DO THIS — Identify the lines holding "label" and copy them.

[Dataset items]
··········

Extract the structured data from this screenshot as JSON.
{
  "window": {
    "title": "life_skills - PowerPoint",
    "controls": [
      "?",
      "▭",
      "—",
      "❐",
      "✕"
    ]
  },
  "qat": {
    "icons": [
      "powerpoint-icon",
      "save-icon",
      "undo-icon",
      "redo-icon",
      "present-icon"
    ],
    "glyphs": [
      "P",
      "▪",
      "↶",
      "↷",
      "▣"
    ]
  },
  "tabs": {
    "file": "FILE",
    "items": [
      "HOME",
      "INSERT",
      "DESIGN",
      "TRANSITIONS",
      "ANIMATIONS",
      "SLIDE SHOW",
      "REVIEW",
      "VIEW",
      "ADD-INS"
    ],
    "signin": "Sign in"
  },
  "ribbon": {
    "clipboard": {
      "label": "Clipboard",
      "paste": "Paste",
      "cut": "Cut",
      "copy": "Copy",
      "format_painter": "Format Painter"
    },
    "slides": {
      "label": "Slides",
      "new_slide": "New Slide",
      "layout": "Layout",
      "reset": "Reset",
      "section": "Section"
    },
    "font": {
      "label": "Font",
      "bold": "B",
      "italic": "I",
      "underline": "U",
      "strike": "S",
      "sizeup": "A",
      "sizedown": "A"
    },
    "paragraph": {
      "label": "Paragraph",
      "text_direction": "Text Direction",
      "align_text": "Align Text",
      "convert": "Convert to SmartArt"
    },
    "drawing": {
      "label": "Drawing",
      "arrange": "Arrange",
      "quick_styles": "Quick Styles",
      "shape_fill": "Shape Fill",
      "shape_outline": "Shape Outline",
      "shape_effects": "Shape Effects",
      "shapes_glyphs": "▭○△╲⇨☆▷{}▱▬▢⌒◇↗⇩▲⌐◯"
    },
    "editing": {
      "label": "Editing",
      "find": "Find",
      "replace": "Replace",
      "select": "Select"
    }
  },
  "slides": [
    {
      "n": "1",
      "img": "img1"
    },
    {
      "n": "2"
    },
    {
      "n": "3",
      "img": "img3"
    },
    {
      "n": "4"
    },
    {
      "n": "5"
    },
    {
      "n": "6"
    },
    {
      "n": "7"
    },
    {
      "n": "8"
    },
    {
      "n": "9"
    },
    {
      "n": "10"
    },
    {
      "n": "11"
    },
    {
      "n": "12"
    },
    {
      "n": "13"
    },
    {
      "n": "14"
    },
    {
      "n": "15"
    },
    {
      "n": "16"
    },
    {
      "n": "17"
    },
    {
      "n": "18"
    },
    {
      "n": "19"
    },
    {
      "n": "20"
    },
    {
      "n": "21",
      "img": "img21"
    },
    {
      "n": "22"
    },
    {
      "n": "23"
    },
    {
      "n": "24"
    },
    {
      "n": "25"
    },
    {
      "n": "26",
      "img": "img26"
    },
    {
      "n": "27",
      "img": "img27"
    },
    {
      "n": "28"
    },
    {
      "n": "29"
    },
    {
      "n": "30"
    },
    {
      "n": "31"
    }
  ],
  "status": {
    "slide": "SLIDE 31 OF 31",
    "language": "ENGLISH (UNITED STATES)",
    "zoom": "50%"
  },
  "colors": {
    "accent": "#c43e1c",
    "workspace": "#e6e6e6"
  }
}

··········

EXERCISE RESPONSE —
      "label": "Clipboard",
      "label": "Slides",
      "label": "Font",
      "label": "Paragraph",
      "label": "Drawing",
      "label": "Editing",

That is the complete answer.